## WHAT YOU ARE ASKED TO DO
Select all lines in the records that include "販売額の推移".

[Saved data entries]
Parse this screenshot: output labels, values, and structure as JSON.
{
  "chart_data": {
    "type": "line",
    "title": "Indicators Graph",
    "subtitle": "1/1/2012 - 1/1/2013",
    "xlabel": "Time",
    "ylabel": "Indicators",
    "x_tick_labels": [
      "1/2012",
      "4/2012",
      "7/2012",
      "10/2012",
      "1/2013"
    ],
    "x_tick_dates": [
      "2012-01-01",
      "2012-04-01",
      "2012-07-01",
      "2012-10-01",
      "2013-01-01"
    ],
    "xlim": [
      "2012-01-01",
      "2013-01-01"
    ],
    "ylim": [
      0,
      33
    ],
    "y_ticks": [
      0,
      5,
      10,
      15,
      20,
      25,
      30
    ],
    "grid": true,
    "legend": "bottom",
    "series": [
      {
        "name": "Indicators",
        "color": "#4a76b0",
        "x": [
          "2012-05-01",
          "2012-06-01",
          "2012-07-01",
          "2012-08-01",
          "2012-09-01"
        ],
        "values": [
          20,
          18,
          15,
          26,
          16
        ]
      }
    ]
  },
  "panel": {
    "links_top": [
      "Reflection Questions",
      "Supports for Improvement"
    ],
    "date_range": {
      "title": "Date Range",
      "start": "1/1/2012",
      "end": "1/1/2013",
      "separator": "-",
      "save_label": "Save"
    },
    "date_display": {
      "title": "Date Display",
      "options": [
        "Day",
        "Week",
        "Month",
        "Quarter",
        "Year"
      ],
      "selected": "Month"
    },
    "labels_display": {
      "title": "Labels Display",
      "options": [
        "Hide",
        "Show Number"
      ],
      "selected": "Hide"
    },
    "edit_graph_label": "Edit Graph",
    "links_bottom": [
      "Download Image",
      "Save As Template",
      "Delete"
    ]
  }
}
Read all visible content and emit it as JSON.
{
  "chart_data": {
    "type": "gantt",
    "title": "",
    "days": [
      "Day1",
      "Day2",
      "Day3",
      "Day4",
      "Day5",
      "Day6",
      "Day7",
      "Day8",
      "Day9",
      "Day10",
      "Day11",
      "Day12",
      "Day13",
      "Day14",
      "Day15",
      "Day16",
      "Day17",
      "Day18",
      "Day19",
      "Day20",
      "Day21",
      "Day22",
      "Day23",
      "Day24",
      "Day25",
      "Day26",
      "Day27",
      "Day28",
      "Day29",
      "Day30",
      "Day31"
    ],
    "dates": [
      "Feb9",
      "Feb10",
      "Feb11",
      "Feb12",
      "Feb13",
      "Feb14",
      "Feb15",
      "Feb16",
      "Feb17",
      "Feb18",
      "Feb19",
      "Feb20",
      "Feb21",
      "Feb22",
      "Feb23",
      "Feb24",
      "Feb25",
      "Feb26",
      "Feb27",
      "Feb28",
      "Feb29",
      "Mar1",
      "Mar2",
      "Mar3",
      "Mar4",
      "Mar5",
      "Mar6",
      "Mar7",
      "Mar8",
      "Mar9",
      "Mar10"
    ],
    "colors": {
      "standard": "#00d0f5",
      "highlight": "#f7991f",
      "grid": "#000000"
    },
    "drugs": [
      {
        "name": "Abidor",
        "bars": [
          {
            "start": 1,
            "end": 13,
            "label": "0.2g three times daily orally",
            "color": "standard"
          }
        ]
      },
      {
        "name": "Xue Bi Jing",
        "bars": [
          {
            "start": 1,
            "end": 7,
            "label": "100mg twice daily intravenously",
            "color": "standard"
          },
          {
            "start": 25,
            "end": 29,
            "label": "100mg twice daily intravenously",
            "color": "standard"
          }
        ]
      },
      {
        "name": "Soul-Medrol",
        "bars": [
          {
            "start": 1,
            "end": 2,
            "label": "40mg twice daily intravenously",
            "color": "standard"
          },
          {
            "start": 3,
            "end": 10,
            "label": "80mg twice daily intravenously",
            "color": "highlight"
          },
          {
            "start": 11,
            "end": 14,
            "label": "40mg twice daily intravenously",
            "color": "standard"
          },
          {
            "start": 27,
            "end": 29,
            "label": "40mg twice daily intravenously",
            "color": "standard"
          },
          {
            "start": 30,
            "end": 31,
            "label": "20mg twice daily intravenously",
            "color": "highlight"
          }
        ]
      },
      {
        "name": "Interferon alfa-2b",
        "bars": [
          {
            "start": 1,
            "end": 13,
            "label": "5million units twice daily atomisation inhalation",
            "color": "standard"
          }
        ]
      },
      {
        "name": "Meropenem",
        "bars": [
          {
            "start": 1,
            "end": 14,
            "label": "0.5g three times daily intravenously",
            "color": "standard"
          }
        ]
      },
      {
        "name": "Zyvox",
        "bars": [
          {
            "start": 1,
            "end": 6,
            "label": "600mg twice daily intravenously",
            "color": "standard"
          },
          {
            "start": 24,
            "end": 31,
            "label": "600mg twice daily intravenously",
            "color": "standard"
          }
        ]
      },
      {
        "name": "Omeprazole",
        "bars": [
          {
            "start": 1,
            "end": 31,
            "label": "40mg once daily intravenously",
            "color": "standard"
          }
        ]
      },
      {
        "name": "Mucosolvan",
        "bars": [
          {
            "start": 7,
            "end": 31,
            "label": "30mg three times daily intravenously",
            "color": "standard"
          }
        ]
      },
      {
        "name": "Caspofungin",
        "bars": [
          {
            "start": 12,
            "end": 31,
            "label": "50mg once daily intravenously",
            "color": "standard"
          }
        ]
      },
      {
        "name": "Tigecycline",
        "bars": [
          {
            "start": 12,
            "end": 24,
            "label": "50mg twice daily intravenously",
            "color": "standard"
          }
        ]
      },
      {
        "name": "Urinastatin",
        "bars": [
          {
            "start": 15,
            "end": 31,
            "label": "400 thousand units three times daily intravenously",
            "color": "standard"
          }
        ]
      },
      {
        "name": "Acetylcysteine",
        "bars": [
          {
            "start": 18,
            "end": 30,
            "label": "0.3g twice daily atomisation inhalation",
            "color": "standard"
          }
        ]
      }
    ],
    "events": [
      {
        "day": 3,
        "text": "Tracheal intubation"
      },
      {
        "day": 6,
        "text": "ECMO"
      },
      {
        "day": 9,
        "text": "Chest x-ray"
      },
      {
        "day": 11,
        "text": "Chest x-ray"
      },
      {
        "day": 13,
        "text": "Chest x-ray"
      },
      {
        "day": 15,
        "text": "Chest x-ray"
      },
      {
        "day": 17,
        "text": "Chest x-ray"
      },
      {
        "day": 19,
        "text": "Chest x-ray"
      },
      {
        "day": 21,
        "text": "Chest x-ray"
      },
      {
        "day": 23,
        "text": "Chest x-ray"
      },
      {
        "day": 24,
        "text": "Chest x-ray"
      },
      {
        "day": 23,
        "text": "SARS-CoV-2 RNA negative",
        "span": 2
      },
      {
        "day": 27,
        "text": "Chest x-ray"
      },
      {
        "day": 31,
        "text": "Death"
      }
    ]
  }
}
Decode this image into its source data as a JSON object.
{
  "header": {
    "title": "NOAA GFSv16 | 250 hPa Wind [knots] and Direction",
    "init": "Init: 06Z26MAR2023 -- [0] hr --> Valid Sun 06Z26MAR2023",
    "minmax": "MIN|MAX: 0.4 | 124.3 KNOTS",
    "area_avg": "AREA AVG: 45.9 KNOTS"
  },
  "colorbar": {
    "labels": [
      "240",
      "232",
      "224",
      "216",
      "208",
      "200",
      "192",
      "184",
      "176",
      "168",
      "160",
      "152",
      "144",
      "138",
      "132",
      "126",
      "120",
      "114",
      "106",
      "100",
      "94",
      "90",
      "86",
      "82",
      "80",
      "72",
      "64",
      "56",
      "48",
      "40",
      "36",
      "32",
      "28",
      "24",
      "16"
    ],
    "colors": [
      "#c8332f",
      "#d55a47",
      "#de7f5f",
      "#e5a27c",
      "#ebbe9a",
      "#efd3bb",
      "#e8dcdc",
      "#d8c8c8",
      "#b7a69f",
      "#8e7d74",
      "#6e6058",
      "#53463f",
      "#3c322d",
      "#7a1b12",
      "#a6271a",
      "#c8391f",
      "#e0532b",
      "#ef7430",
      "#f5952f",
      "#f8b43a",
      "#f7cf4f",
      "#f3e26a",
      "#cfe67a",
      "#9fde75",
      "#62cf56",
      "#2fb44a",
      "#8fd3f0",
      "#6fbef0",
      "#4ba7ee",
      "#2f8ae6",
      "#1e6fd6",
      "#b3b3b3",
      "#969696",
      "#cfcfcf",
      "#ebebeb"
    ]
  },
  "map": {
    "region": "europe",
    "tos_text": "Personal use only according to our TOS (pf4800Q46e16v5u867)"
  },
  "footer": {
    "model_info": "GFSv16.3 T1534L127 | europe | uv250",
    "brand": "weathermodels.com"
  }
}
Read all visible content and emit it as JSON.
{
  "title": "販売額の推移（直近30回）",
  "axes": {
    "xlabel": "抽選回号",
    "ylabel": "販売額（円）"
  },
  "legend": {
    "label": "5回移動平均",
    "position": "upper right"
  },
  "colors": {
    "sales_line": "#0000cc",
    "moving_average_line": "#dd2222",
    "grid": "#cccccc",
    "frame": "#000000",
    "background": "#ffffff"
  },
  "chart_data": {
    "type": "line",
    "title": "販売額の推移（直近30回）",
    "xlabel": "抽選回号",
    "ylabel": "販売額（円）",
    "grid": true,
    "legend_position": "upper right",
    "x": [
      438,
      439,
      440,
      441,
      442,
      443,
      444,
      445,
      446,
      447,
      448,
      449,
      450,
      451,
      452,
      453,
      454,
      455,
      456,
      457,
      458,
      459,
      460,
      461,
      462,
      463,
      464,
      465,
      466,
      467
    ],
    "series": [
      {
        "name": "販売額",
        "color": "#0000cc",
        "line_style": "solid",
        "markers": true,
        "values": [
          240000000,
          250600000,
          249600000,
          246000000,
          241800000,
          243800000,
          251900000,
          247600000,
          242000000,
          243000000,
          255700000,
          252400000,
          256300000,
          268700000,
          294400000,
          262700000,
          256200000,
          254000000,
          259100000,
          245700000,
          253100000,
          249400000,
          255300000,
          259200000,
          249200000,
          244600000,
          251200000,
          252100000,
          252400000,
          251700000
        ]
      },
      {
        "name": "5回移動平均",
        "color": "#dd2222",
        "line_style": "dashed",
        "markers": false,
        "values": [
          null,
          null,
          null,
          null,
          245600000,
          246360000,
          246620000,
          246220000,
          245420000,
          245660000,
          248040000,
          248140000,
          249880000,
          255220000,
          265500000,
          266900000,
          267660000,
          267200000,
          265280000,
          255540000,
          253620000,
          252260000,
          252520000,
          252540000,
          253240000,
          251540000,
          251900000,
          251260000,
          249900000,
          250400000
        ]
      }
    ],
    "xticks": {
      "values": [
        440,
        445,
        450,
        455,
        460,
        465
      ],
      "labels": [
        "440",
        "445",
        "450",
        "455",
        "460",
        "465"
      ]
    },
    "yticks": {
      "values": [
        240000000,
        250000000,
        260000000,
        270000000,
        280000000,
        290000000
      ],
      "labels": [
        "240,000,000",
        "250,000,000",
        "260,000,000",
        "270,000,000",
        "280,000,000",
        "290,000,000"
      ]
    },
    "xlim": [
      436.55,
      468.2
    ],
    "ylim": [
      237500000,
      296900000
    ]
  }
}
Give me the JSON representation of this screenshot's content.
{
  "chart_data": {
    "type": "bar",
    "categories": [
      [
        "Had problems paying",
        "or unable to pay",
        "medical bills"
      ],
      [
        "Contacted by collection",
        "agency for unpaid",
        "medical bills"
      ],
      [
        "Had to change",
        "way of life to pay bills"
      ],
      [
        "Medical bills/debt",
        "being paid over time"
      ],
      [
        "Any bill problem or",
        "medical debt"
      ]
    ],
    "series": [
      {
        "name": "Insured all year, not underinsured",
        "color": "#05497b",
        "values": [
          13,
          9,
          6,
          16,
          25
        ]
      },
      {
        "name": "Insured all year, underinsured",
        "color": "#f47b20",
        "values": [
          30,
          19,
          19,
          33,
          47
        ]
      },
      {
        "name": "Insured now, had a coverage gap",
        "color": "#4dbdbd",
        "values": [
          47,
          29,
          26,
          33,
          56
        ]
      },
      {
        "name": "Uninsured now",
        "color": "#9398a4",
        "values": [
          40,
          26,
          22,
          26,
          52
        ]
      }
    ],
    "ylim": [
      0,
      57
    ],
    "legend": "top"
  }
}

## TASK ANSWER
  "title": "販売額の推移（直近30回）",
    "title": "販売額の推移（直近30回）",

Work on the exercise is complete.